● **What is being asked**
In the listing below, locate the lines that hold "Certified" and copy them.

● **Data lines**

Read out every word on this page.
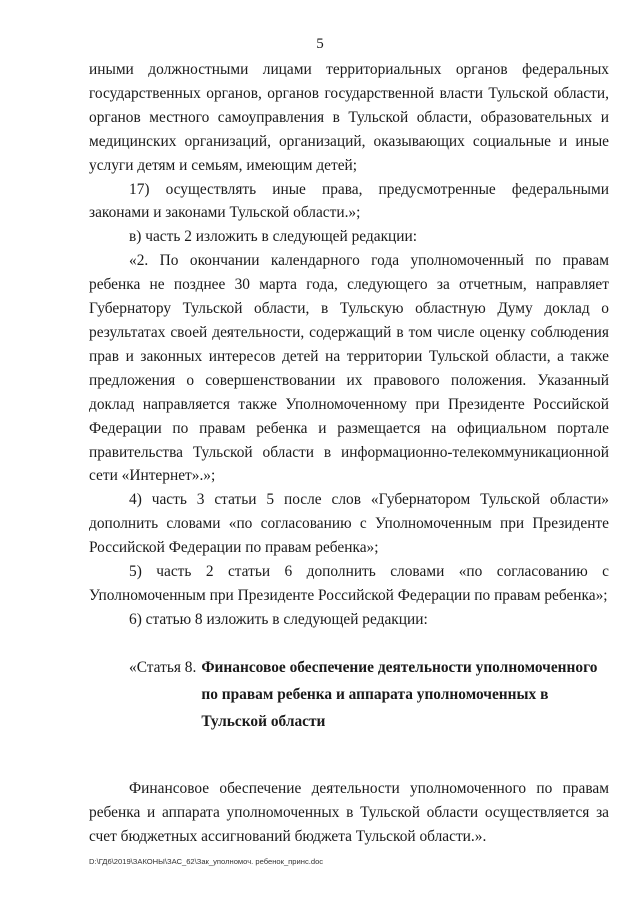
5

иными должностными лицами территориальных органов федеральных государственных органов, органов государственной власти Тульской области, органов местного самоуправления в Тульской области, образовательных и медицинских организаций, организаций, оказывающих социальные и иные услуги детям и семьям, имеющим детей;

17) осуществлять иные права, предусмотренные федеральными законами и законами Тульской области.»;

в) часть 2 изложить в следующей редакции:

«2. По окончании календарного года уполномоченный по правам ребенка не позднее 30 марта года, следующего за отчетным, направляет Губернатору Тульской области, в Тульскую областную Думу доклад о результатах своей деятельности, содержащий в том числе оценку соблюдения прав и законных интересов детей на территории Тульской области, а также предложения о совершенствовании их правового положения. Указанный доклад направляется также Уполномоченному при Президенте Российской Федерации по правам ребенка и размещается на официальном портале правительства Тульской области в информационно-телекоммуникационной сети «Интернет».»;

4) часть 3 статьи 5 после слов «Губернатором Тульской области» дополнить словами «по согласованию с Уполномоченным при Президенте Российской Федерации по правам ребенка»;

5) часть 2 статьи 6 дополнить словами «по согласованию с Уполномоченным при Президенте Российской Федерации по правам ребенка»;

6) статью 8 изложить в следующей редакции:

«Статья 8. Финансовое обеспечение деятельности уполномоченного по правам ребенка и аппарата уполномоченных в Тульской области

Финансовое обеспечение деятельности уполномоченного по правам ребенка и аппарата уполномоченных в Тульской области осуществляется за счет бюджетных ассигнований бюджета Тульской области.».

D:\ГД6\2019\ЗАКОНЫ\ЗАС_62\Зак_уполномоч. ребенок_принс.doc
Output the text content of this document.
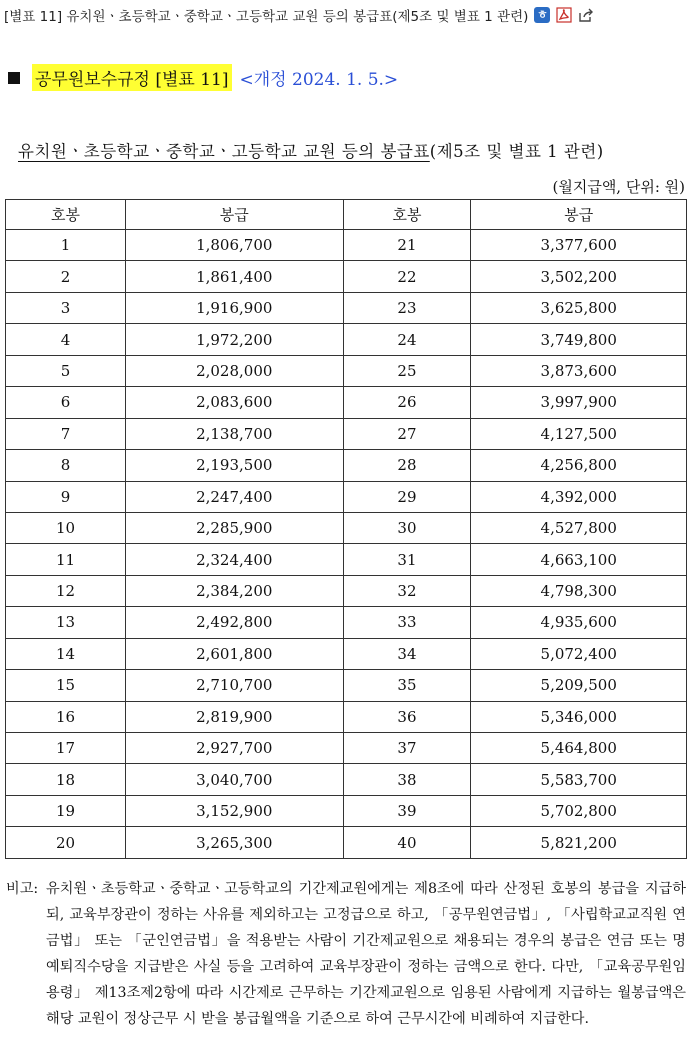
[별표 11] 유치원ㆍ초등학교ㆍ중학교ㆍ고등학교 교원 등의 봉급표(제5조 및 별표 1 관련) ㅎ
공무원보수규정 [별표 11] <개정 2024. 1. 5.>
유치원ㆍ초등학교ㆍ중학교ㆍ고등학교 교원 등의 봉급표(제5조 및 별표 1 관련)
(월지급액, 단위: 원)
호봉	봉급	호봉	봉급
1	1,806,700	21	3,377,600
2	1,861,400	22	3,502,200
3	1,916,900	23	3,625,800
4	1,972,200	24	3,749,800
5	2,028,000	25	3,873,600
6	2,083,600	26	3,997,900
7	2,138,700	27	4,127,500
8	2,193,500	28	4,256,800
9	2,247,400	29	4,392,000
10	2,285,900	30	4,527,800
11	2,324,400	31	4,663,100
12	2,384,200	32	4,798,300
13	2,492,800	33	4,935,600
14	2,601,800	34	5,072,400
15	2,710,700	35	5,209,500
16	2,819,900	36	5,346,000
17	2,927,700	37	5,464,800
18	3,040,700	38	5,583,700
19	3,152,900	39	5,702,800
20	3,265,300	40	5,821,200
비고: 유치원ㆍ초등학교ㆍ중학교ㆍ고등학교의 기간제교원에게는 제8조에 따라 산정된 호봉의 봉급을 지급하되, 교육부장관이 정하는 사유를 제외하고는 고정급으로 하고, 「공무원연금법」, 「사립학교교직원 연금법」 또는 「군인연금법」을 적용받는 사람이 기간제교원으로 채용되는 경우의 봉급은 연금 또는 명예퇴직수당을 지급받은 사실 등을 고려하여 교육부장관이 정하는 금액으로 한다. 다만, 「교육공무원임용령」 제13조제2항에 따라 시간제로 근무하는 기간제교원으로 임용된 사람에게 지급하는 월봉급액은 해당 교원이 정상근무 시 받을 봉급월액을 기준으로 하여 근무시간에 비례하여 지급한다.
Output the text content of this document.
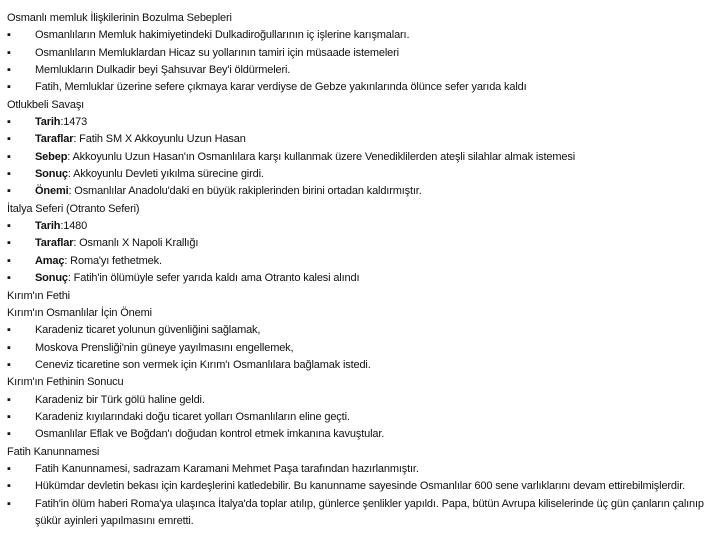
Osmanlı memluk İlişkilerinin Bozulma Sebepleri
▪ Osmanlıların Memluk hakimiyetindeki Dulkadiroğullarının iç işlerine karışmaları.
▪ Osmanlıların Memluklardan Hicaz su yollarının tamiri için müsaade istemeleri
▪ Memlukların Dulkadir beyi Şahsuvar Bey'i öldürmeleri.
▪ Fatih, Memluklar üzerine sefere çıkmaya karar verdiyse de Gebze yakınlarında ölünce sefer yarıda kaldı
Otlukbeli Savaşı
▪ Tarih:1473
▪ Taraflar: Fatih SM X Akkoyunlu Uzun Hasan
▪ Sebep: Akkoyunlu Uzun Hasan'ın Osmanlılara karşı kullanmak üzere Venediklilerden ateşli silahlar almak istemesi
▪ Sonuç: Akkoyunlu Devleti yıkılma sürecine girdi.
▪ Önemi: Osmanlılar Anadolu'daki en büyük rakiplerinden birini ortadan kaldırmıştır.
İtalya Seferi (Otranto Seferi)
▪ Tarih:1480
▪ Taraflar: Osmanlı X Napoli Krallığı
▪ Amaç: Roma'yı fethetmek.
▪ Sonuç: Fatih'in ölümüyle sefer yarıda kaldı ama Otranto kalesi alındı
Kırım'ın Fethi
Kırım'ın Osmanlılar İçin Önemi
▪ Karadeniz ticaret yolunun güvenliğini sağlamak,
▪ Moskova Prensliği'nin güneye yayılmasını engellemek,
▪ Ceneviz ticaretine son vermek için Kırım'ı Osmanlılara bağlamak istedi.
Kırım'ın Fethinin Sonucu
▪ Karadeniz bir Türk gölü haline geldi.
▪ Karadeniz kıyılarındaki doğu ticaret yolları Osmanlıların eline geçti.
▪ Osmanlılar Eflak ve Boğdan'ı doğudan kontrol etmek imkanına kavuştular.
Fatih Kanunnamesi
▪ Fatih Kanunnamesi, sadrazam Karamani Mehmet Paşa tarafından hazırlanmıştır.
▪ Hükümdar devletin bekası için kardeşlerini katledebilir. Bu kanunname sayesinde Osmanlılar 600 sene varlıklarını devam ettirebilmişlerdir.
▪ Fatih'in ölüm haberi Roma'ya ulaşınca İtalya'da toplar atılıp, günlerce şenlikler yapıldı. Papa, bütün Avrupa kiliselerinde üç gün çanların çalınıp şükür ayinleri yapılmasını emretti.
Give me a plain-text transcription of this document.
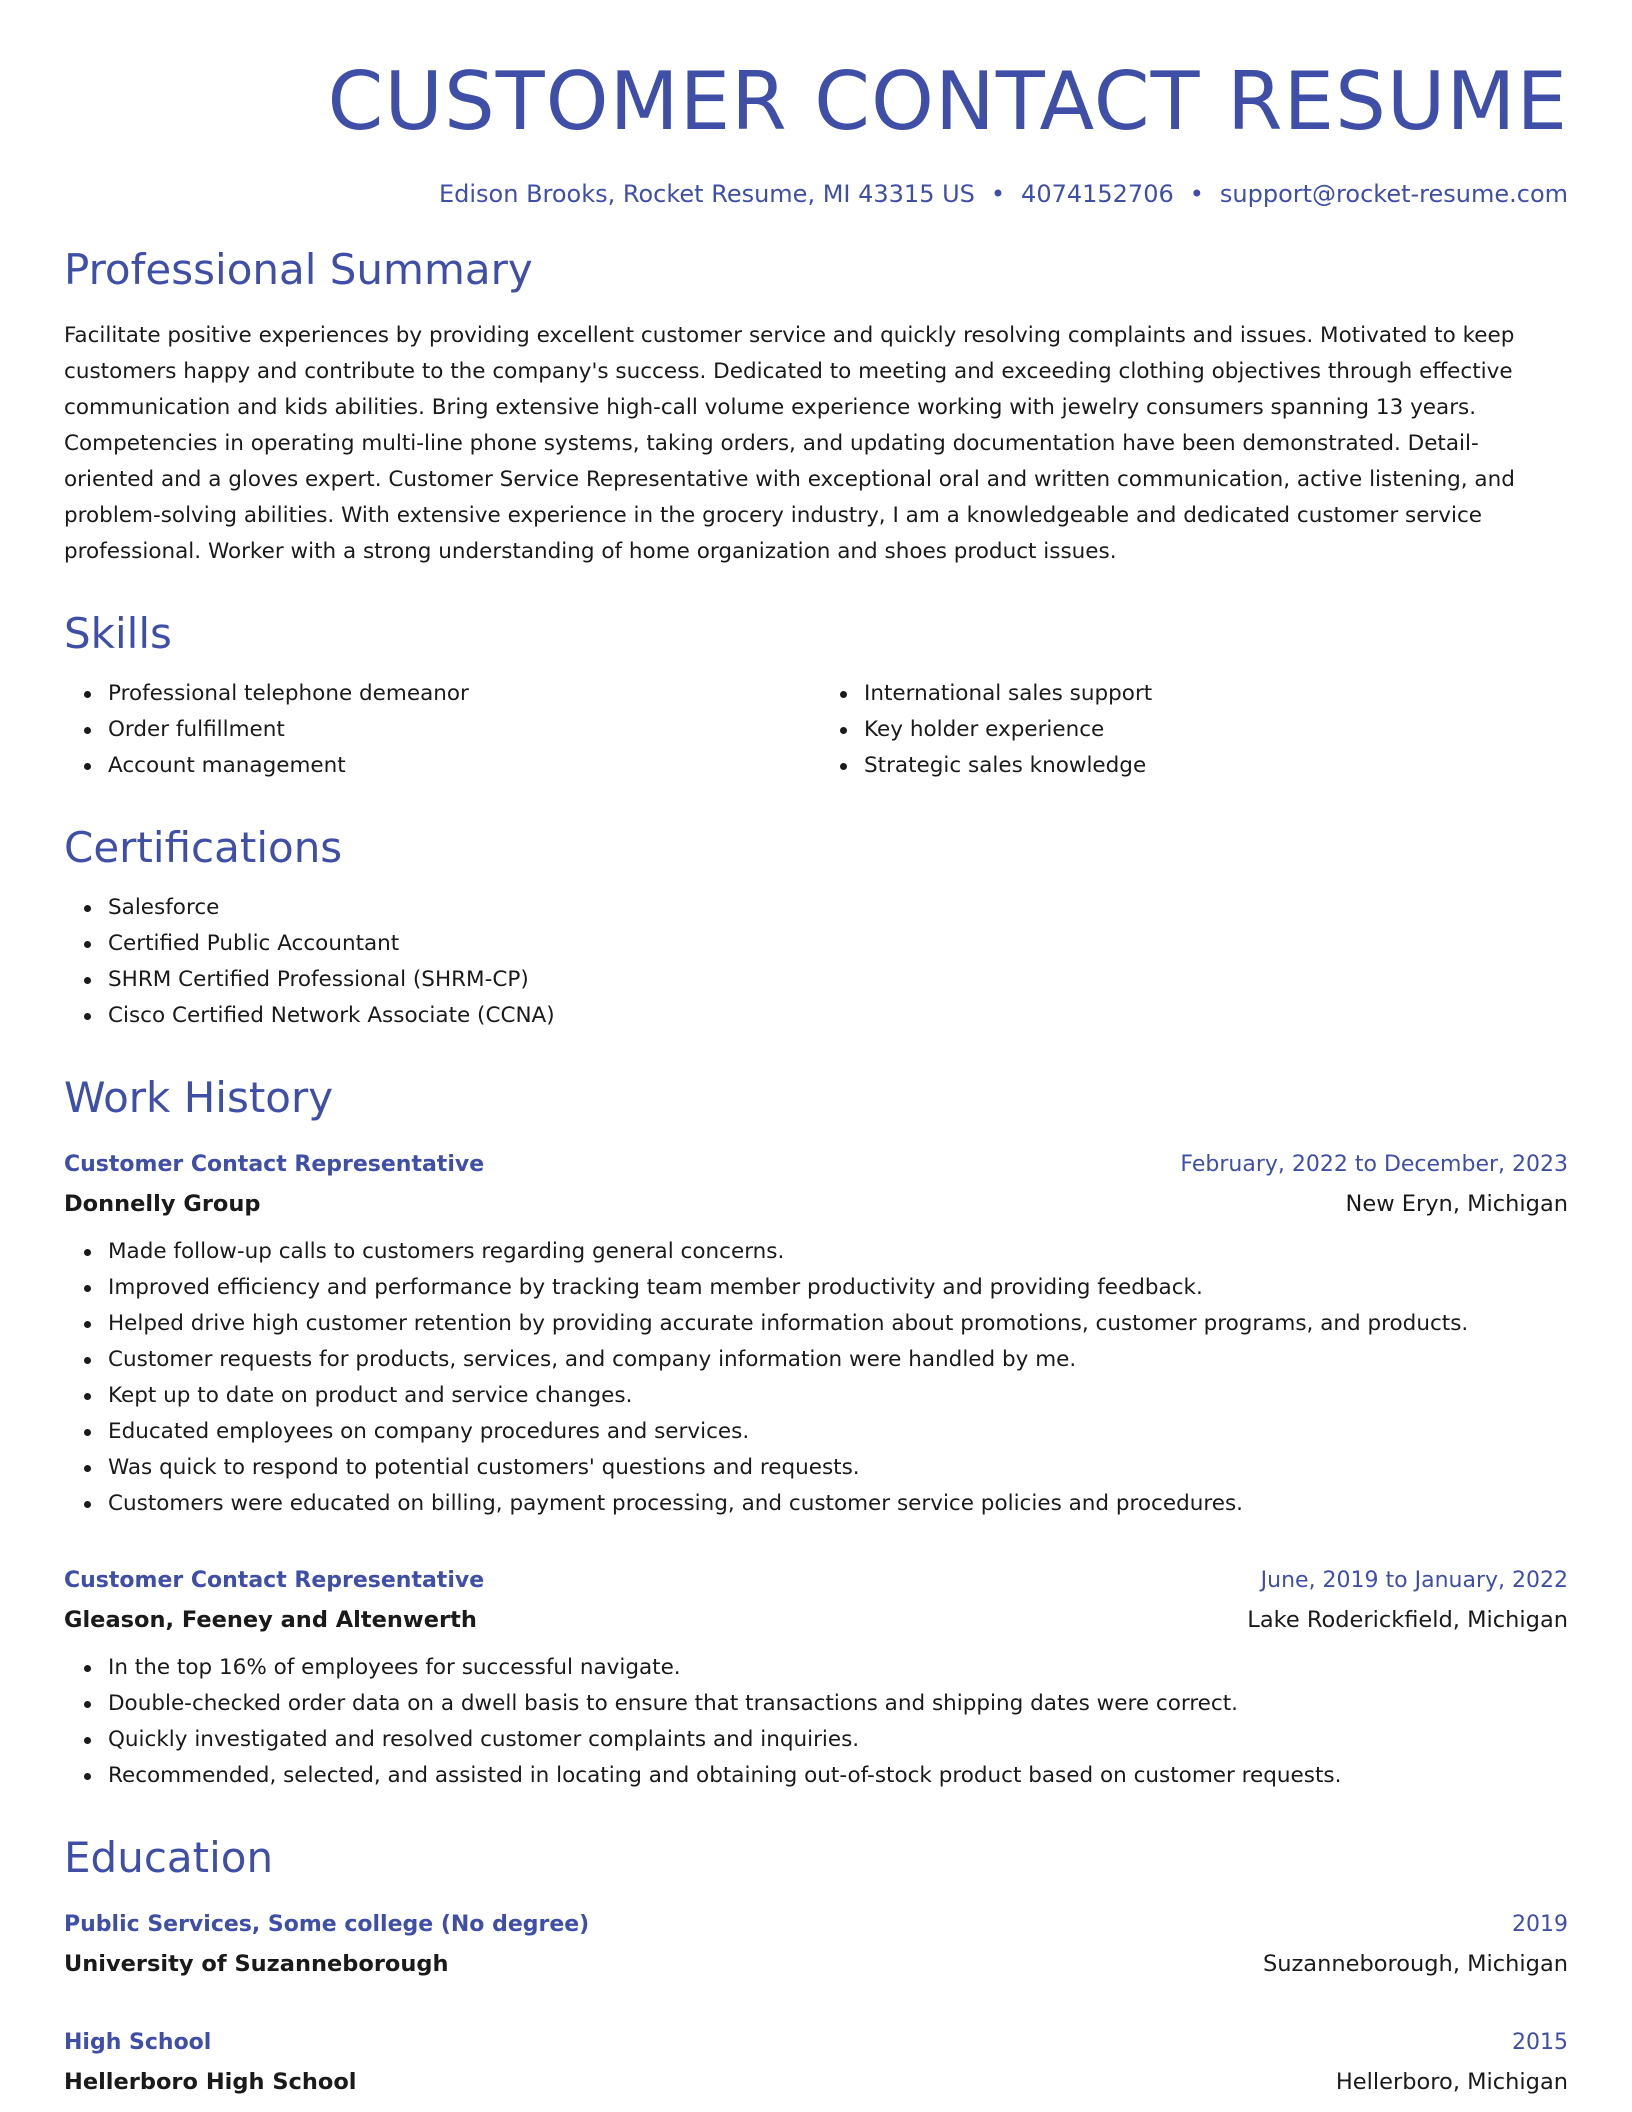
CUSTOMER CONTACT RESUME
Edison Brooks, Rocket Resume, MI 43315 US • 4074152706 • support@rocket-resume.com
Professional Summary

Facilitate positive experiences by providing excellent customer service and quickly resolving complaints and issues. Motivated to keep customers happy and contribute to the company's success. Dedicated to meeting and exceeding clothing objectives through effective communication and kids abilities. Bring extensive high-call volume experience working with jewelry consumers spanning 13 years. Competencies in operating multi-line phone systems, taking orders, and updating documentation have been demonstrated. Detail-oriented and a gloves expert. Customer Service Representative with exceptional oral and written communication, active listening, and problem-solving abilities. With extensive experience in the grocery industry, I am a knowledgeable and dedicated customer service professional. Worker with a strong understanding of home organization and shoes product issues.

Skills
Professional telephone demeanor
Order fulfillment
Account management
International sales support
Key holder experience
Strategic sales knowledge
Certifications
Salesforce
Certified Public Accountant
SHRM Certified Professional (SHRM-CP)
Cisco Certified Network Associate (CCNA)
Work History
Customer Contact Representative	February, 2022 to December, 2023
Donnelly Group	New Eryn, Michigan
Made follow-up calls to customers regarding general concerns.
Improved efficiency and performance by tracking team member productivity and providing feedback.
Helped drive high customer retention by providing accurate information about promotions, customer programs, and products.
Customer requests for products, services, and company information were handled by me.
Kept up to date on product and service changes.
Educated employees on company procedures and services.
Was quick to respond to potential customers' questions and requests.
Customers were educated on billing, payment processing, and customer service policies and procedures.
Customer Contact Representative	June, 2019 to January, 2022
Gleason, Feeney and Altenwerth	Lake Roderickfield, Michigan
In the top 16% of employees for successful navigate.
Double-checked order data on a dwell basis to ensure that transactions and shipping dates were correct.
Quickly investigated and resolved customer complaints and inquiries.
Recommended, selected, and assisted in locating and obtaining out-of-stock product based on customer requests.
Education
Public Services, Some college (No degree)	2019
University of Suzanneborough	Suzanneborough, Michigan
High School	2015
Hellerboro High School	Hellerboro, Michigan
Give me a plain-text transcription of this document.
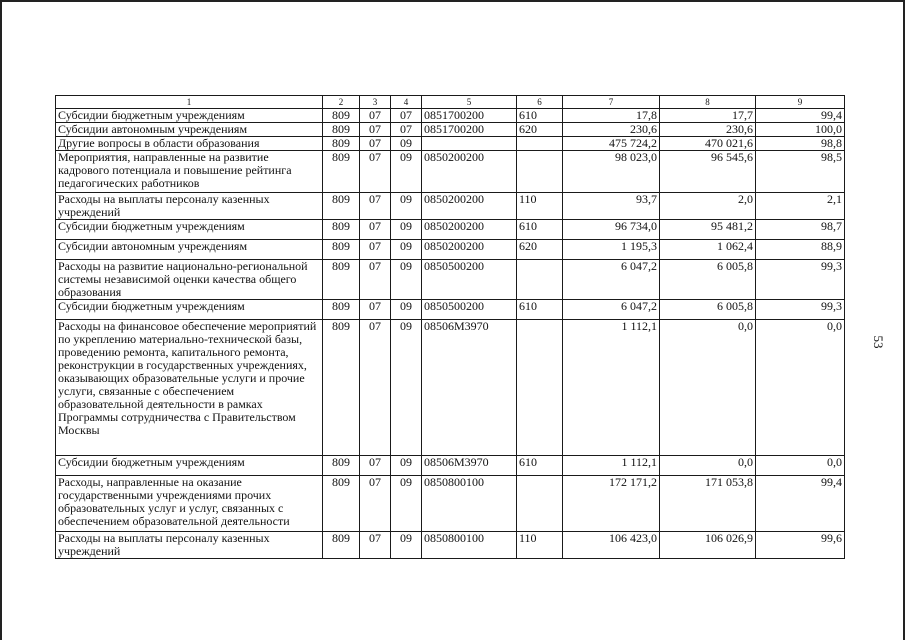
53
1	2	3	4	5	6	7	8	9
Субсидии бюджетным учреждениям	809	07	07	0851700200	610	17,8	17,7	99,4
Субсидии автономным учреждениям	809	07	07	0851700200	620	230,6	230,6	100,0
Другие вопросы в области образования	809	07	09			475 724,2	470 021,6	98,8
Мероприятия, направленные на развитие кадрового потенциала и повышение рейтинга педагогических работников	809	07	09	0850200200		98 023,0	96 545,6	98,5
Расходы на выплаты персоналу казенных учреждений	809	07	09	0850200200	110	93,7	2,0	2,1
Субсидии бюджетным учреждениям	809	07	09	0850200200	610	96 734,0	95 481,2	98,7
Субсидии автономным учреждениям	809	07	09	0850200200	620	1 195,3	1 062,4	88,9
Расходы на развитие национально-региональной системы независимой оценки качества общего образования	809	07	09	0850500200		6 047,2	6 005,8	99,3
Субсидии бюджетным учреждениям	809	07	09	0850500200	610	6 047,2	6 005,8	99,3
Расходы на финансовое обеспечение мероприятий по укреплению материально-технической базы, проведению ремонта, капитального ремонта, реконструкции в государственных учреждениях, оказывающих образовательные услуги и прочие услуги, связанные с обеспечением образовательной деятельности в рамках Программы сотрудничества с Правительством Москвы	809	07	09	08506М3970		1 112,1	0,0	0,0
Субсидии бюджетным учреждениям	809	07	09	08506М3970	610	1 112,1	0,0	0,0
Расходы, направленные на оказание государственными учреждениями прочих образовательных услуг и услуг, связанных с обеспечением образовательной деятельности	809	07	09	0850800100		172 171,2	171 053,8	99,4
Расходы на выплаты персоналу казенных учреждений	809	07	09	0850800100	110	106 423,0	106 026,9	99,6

● **Reply to the exercise**
Certified Public Accountant
SHRM Certified Professional (SHRM-CP)
Cisco Certified Network Associate (CCNA)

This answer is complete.